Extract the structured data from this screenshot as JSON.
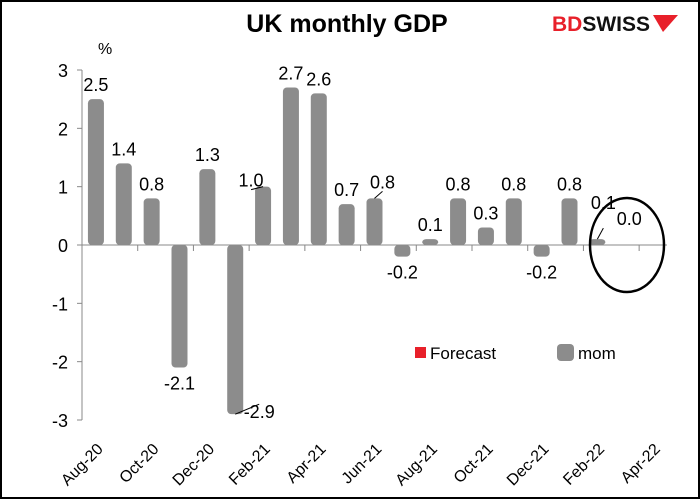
{
  "chart_data": {
    "type": "bar",
    "title": "UK monthly GDP",
    "ylabel": "%",
    "ylim": [
      -3,
      3
    ],
    "yticks": [
      -3,
      -2,
      -1,
      0,
      1,
      2,
      3
    ],
    "categories": [
      "Aug-20",
      "Sep-20",
      "Oct-20",
      "Nov-20",
      "Dec-20",
      "Jan-21",
      "Feb-21",
      "Mar-21",
      "Apr-21",
      "May-21",
      "Jun-21",
      "Jul-21",
      "Aug-21",
      "Sep-21",
      "Oct-21",
      "Nov-21",
      "Dec-21",
      "Jan-22",
      "Feb-22",
      "Mar-22",
      "Apr-22"
    ],
    "xtick_labels": [
      "Aug-20",
      "Oct-20",
      "Dec-20",
      "Feb-21",
      "Apr-21",
      "Jun-21",
      "Aug-21",
      "Oct-21",
      "Dec-21",
      "Feb-22",
      "Apr-22"
    ],
    "series": [
      {
        "name": "mom",
        "color": "#8c8c8c",
        "values": [
          2.5,
          1.4,
          0.8,
          -2.1,
          1.3,
          -2.9,
          1.0,
          2.7,
          2.6,
          0.7,
          0.8,
          -0.2,
          0.1,
          0.8,
          0.3,
          0.8,
          -0.2,
          0.8,
          0.1,
          null,
          null
        ]
      },
      {
        "name": "Forecast",
        "color": "#e8202a",
        "values": [
          null,
          null,
          null,
          null,
          null,
          null,
          null,
          null,
          null,
          null,
          null,
          null,
          null,
          null,
          null,
          null,
          null,
          null,
          null,
          0.0,
          null
        ]
      }
    ],
    "legend_placement": "bottom-right",
    "grid": false,
    "annotation": "ellipse highlighting Mar-22 forecast"
  },
  "logo": {
    "text_red": "BD",
    "text_black": "SWISS",
    "red": "#e8202a"
  }
}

..............................

• [Objective]: Omit the pictures. Output every record above word for word.

• [Task answer]:
Extract the structured data from this screenshot as JSON.
{
  "chart_data": {
    "type": "bar",
    "title": "UK monthly GDP",
    "ylabel": "%",
    "ylim": [
      -3,
      3
    ],
    "yticks": [
      -3,
      -2,
      -1,
      0,
      1,
      2,
      3
    ],
    "categories": [
      "Aug-20",
      "Sep-20",
      "Oct-20",
      "Nov-20",
      "Dec-20",
      "Jan-21",
      "Feb-21",
      "Mar-21",
      "Apr-21",
      "May-21",
      "Jun-21",
      "Jul-21",
      "Aug-21",
      "Sep-21",
      "Oct-21",
      "Nov-21",
      "Dec-21",
      "Jan-22",
      "Feb-22",
      "Mar-22",
      "Apr-22"
    ],
    "xtick_labels": [
      "Aug-20",
      "Oct-20",
      "Dec-20",
      "Feb-21",
      "Apr-21",
      "Jun-21",
      "Aug-21",
      "Oct-21",
      "Dec-21",
      "Feb-22",
      "Apr-22"
    ],
    "series": [
      {
        "name": "mom",
        "color": "#8c8c8c",
        "values": [
          2.5,
          1.4,
          0.8,
          -2.1,
          1.3,
          -2.9,
          1.0,
          2.7,
          2.6,
          0.7,
          0.8,
          -0.2,
          0.1,
          0.8,
          0.3,
          0.8,
          -0.2,
          0.8,
          0.1,
          null,
          null
        ]
      },
      {
        "name": "Forecast",
        "color": "#e8202a",
        "values": [
          null,
          null,
          null,
          null,
          null,
          null,
          null,
          null,
          null,
          null,
          null,
          null,
          null,
          null,
          null,
          null,
          null,
          null,
          null,
          0.0,
          null
        ]
      }
    ],
    "legend_placement": "bottom-right",
    "grid": false,
    "annotation": "ellipse highlighting Mar-22 forecast"
  },
  "logo": {
    "text_red": "BD",
    "text_black": "SWISS",
    "red": "#e8202a"
  }
}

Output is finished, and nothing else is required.